# Items

━━━━━━━━━━━━━━━━━━━━━━━━━━━━━━

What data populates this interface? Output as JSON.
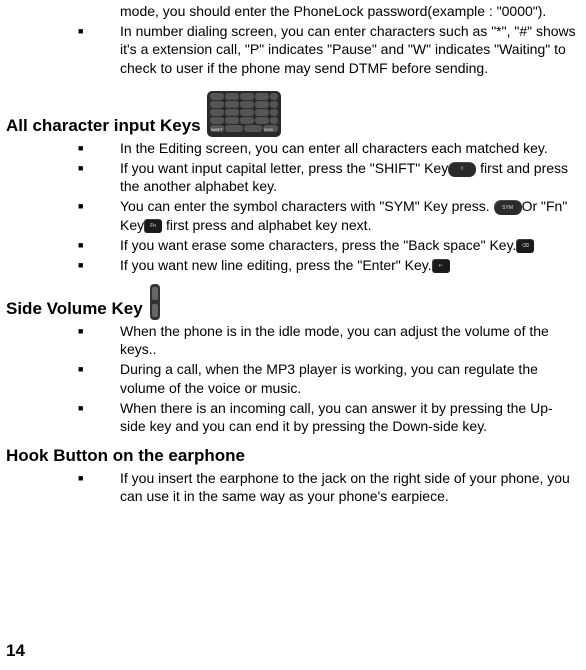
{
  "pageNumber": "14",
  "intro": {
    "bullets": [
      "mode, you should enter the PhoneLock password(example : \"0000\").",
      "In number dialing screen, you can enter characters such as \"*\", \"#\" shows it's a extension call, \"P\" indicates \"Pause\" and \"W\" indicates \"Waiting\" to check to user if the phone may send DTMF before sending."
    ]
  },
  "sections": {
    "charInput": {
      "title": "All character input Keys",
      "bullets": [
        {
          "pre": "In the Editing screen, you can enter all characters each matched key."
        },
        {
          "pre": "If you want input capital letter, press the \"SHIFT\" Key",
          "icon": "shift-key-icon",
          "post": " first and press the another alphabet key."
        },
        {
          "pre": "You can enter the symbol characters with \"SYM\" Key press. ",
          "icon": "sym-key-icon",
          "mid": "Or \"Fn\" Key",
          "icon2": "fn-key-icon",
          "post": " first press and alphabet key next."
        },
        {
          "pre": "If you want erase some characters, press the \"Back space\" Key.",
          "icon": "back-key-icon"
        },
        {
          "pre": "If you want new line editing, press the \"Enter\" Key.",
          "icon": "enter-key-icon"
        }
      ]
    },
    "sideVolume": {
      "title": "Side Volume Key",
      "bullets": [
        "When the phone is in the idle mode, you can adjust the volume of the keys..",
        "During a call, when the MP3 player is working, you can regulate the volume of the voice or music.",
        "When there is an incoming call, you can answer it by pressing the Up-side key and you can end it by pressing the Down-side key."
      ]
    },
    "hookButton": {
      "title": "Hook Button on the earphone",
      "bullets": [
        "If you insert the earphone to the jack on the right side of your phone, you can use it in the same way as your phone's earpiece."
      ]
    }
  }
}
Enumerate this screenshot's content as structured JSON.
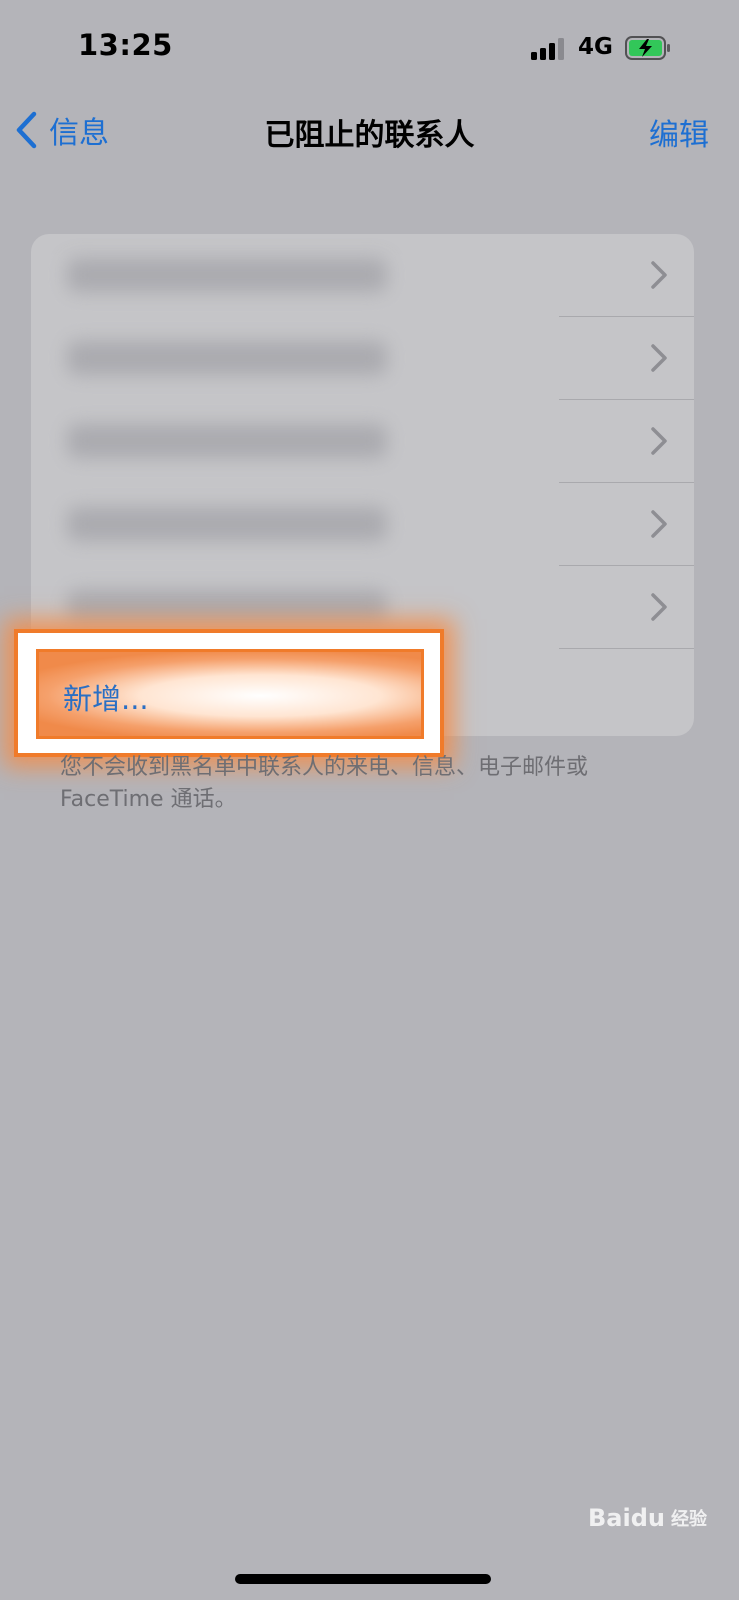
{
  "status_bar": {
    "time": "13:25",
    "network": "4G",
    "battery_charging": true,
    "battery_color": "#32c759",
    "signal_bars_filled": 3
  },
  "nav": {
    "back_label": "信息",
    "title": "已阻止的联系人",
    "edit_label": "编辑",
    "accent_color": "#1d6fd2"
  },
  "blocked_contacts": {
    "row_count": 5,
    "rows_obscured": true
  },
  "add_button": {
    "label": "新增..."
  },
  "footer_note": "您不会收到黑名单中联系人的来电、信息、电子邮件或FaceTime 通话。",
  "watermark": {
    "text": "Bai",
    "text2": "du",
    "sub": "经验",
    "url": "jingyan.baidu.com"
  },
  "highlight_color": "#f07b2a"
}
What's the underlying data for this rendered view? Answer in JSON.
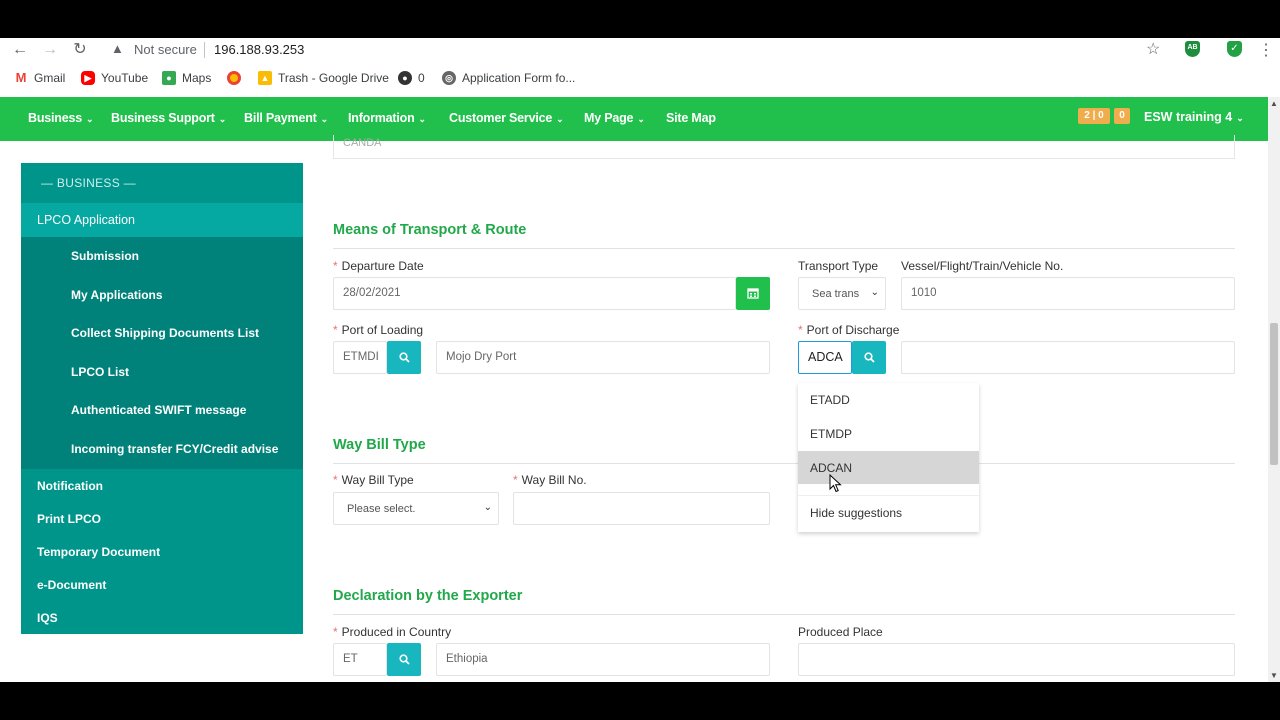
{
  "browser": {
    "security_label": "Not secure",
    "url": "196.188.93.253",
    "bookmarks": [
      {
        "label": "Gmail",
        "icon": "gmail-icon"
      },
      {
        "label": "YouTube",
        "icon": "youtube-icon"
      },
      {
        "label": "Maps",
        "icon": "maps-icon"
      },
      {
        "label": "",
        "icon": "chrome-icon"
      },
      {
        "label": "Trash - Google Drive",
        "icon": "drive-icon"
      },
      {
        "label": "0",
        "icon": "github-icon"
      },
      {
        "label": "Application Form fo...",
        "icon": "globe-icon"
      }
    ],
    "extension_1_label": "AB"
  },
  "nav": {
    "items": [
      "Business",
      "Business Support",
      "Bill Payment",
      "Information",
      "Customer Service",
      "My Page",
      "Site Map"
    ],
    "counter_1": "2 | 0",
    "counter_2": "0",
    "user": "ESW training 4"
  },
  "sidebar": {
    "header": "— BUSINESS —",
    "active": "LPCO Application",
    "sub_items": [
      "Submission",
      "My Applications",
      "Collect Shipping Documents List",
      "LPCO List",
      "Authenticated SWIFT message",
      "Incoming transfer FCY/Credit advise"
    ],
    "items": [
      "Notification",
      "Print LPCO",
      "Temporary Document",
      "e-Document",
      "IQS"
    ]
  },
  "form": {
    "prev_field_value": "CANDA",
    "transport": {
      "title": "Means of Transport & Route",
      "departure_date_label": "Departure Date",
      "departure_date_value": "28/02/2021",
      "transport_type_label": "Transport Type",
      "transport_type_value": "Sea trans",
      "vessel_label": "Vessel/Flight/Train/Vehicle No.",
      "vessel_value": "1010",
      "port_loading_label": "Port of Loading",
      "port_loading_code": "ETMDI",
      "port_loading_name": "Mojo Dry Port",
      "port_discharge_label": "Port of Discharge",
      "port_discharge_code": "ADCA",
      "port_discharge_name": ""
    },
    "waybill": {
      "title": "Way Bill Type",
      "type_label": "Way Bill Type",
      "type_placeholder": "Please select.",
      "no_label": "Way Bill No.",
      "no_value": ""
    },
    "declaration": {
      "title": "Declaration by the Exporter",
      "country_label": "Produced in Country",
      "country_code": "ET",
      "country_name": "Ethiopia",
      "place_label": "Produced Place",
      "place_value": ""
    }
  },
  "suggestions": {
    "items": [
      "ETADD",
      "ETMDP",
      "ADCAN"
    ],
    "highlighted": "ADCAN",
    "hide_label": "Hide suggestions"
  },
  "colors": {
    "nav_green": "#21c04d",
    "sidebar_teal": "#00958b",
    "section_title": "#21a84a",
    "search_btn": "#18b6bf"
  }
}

━━━━━━━━━━━━━━━━━━━━━━━━━━━━━━

# Written instruction
Nothing in the entries should change as you copy them, except that the pictures are left out.

# Exercise solution
What data populates this interface? Output as JSON.
{
  "pageNumber": "14",
  "intro": {
    "bullets": [
      "mode, you should enter the PhoneLock password(example : \"0000\").",
      "In number dialing screen, you can enter characters such as \"*\", \"#\" shows it's a extension call, \"P\" indicates \"Pause\" and \"W\" indicates \"Waiting\" to check to user if the phone may send DTMF before sending."
    ]
  },
  "sections": {
    "charInput": {
      "title": "All character input Keys",
      "bullets": [
        {
          "pre": "In the Editing screen, you can enter all characters each matched key."
        },
        {
          "pre": "If you want input capital letter, press the \"SHIFT\" Key",
          "icon": "shift-key-icon",
          "post": " first and press the another alphabet key."
        },
        {
          "pre": "You can enter the symbol characters with \"SYM\" Key press. ",
          "icon": "sym-key-icon",
          "mid": "Or \"Fn\" Key",
          "icon2": "fn-key-icon",
          "post": " first press and alphabet key next."
        },
        {
          "pre": "If you want erase some characters, press the \"Back space\" Key.",
          "icon": "back-key-icon"
        },
        {
          "pre": "If you want new line editing, press the \"Enter\" Key.",
          "icon": "enter-key-icon"
        }
      ]
    },
    "sideVolume": {
      "title": "Side Volume Key",
      "bullets": [
        "When the phone is in the idle mode, you can adjust the volume of the keys..",
        "During a call, when the MP3 player is working, you can regulate the volume of the voice or music.",
        "When there is an incoming call, you can answer it by pressing the Up-side key and you can end it by pressing the Down-side key."
      ]
    },
    "hookButton": {
      "title": "Hook Button on the earphone",
      "bullets": [
        "If you insert the earphone to the jack on the right side of your phone, you can use it in the same way as your phone's earpiece."
      ]
    }
  }
}
Enumerate this screenshot's content as structured JSON.
{
  "status_bar": {
    "time": "13:25",
    "network": "4G",
    "battery_charging": true,
    "battery_color": "#32c759",
    "signal_bars_filled": 3
  },
  "nav": {
    "back_label": "信息",
    "title": "已阻止的联系人",
    "edit_label": "编辑",
    "accent_color": "#1d6fd2"
  },
  "blocked_contacts": {
    "row_count": 5,
    "rows_obscured": true
  },
  "add_button": {
    "label": "新增..."
  },
  "footer_note": "您不会收到黑名单中联系人的来电、信息、电子邮件或FaceTime 通话。",
  "watermark": {
    "text": "Bai",
    "text2": "du",
    "sub": "经验",
    "url": "jingyan.baidu.com"
  },
  "highlight_color": "#f07b2a"
}
What's the underlying data for this rendered view? Answer in JSON.
{
  "browser": {
    "security_label": "Not secure",
    "url": "196.188.93.253",
    "bookmarks": [
      {
        "label": "Gmail",
        "icon": "gmail-icon"
      },
      {
        "label": "YouTube",
        "icon": "youtube-icon"
      },
      {
        "label": "Maps",
        "icon": "maps-icon"
      },
      {
        "label": "",
        "icon": "chrome-icon"
      },
      {
        "label": "Trash - Google Drive",
        "icon": "drive-icon"
      },
      {
        "label": "0",
        "icon": "github-icon"
      },
      {
        "label": "Application Form fo...",
        "icon": "globe-icon"
      }
    ],
    "extension_1_label": "AB"
  },
  "nav": {
    "items": [
      "Business",
      "Business Support",
      "Bill Payment",
      "Information",
      "Customer Service",
      "My Page",
      "Site Map"
    ],
    "counter_1": "2 | 0",
    "counter_2": "0",
    "user": "ESW training 4"
  },
  "sidebar": {
    "header": "— BUSINESS —",
    "active": "LPCO Application",
    "sub_items": [
      "Submission",
      "My Applications",
      "Collect Shipping Documents List",
      "LPCO List",
      "Authenticated SWIFT message",
      "Incoming transfer FCY/Credit advise"
    ],
    "items": [
      "Notification",
      "Print LPCO",
      "Temporary Document",
      "e-Document",
      "IQS"
    ]
  },
  "form": {
    "prev_field_value": "CANDA",
    "transport": {
      "title": "Means of Transport & Route",
      "departure_date_label": "Departure Date",
      "departure_date_value": "28/02/2021",
      "transport_type_label": "Transport Type",
      "transport_type_value": "Sea trans",
      "vessel_label": "Vessel/Flight/Train/Vehicle No.",
      "vessel_value": "1010",
      "port_loading_label": "Port of Loading",
      "port_loading_code": "ETMDI",
      "port_loading_name": "Mojo Dry Port",
      "port_discharge_label": "Port of Discharge",
      "port_discharge_code": "ADCA",
      "port_discharge_name": ""
    },
    "waybill": {
      "title": "Way Bill Type",
      "type_label": "Way Bill Type",
      "type_placeholder": "Please select.",
      "no_label": "Way Bill No.",
      "no_value": ""
    },
    "declaration": {
      "title": "Declaration by the Exporter",
      "country_label": "Produced in Country",
      "country_code": "ET",
      "country_name": "Ethiopia",
      "place_label": "Produced Place",
      "place_value": ""
    }
  },
  "suggestions": {
    "items": [
      "ETADD",
      "ETMDP",
      "ADCAN"
    ],
    "highlighted": "ADCAN",
    "hide_label": "Hide suggestions"
  },
  "colors": {
    "nav_green": "#21c04d",
    "sidebar_teal": "#00958b",
    "section_title": "#21a84a",
    "search_btn": "#18b6bf"
  }
}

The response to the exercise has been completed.